[begin Recorded information]

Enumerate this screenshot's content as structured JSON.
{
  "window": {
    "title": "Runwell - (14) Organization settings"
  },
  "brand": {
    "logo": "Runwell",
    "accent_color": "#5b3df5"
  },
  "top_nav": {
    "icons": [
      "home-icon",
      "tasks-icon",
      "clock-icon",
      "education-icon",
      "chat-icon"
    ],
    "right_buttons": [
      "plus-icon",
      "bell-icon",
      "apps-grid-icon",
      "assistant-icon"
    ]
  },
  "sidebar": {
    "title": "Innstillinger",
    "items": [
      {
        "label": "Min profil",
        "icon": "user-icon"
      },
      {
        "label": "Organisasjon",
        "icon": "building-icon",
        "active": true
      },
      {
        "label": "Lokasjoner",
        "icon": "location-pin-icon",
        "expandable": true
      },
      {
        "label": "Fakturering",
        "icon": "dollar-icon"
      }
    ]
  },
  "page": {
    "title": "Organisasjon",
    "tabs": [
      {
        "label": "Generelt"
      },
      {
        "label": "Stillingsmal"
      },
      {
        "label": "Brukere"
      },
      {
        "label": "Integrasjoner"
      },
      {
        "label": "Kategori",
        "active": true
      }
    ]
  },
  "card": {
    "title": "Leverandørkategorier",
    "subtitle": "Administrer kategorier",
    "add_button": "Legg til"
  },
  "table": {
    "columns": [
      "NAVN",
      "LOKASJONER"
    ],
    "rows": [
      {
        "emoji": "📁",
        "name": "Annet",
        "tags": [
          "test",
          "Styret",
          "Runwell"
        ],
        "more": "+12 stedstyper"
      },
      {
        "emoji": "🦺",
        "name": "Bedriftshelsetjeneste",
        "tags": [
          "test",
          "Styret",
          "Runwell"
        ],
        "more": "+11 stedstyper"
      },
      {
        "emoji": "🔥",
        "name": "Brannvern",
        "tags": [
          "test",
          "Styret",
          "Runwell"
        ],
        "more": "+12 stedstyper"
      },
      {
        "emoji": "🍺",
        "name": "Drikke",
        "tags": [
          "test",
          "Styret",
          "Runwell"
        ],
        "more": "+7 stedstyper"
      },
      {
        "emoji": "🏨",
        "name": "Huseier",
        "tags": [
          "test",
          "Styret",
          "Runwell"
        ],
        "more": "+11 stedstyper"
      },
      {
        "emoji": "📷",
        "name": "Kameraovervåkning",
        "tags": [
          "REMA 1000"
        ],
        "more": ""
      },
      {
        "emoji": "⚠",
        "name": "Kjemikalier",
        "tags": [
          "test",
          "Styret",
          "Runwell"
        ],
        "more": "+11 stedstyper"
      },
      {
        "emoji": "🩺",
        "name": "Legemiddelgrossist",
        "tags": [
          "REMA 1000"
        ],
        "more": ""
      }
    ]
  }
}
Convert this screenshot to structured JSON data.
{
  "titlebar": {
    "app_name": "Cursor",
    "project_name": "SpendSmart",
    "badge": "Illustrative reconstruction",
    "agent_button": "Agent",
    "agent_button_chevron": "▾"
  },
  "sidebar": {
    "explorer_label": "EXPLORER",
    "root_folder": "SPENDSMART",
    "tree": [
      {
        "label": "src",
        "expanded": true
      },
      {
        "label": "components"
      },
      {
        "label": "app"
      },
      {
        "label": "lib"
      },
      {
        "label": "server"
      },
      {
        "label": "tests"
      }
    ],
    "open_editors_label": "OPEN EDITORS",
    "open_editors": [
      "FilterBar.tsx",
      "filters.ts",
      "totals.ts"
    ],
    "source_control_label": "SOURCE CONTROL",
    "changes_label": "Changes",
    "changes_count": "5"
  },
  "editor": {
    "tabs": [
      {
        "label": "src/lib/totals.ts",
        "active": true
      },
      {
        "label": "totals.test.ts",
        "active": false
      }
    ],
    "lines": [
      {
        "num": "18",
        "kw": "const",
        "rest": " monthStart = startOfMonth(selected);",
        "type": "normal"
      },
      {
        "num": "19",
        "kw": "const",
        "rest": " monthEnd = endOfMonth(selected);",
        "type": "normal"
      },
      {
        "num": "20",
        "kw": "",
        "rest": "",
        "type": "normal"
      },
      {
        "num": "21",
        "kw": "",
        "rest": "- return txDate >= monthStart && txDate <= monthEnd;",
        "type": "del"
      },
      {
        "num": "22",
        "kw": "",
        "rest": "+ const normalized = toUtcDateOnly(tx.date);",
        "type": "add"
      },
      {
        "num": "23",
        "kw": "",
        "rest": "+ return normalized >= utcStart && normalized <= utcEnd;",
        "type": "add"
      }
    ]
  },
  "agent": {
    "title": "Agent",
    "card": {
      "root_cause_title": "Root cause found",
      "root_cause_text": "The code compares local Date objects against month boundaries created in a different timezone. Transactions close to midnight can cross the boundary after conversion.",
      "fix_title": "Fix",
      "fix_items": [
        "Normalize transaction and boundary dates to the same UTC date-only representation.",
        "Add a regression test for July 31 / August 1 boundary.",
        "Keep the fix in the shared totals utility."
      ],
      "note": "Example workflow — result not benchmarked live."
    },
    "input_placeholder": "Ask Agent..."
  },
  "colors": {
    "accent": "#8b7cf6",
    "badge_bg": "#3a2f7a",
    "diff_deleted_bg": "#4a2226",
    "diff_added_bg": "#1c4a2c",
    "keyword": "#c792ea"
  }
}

[end Recorded information]

### Your objective:
Sift the material for lines with the string "selected". Copy each one found.

### Solution to this task:
        "rest": " monthStart = startOfMonth(selected);",
        "rest": " monthEnd = endOfMonth(selected);",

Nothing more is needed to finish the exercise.